_Do this_
Print all of the lines exactly. Any picture among them stays out.

_Extracted entries_
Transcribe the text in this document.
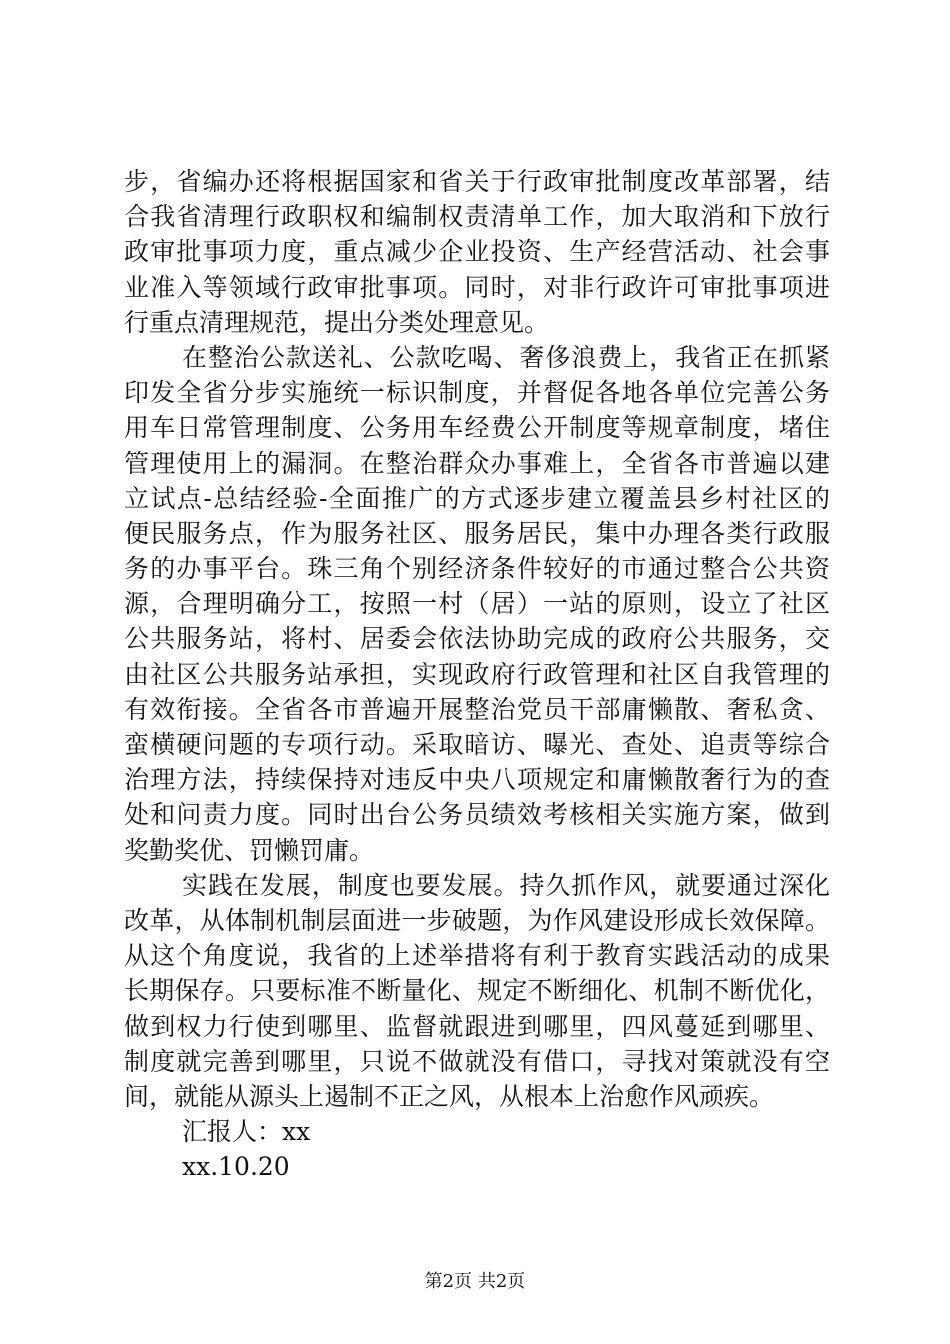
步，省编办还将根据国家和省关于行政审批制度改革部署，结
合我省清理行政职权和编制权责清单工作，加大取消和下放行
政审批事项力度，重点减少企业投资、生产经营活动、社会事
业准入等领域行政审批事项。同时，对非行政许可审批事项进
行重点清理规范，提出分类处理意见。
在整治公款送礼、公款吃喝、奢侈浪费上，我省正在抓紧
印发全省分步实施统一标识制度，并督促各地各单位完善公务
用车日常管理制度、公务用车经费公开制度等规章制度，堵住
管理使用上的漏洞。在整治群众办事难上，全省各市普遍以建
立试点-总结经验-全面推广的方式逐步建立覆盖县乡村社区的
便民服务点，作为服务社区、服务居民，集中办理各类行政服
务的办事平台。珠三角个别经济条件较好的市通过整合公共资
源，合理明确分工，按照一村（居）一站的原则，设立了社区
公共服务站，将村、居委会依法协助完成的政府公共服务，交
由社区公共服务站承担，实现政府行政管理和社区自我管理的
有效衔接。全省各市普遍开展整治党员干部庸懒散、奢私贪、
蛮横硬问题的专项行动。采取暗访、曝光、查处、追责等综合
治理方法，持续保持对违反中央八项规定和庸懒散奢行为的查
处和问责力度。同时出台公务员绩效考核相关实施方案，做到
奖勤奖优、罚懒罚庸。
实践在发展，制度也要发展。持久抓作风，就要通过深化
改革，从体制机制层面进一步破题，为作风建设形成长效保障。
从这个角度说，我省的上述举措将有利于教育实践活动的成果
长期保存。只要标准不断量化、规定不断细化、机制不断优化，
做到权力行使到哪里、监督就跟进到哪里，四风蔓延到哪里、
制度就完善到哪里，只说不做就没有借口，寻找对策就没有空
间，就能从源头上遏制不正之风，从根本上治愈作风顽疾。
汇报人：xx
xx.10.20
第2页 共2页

_Task result_
Transcribe the text in this document.
步，省编办还将根据国家和省关于行政审批制度改革部署，结
合我省清理行政职权和编制权责清单工作，加大取消和下放行
政审批事项力度，重点减少企业投资、生产经营活动、社会事
业准入等领域行政审批事项。同时，对非行政许可审批事项进
行重点清理规范，提出分类处理意见。
在整治公款送礼、公款吃喝、奢侈浪费上，我省正在抓紧
印发全省分步实施统一标识制度，并督促各地各单位完善公务
用车日常管理制度、公务用车经费公开制度等规章制度，堵住
管理使用上的漏洞。在整治群众办事难上，全省各市普遍以建
立试点-总结经验-全面推广的方式逐步建立覆盖县乡村社区的
便民服务点，作为服务社区、服务居民，集中办理各类行政服
务的办事平台。珠三角个别经济条件较好的市通过整合公共资
源，合理明确分工，按照一村（居）一站的原则，设立了社区
公共服务站，将村、居委会依法协助完成的政府公共服务，交
由社区公共服务站承担，实现政府行政管理和社区自我管理的
有效衔接。全省各市普遍开展整治党员干部庸懒散、奢私贪、
蛮横硬问题的专项行动。采取暗访、曝光、查处、追责等综合
治理方法，持续保持对违反中央八项规定和庸懒散奢行为的查
处和问责力度。同时出台公务员绩效考核相关实施方案，做到
奖勤奖优、罚懒罚庸。
实践在发展，制度也要发展。持久抓作风，就要通过深化
改革，从体制机制层面进一步破题，为作风建设形成长效保障。
从这个角度说，我省的上述举措将有利于教育实践活动的成果
长期保存。只要标准不断量化、规定不断细化、机制不断优化，
做到权力行使到哪里、监督就跟进到哪里，四风蔓延到哪里、
制度就完善到哪里，只说不做就没有借口，寻找对策就没有空
间，就能从源头上遏制不正之风，从根本上治愈作风顽疾。
汇报人：xx
xx.10.20
第2页 共2页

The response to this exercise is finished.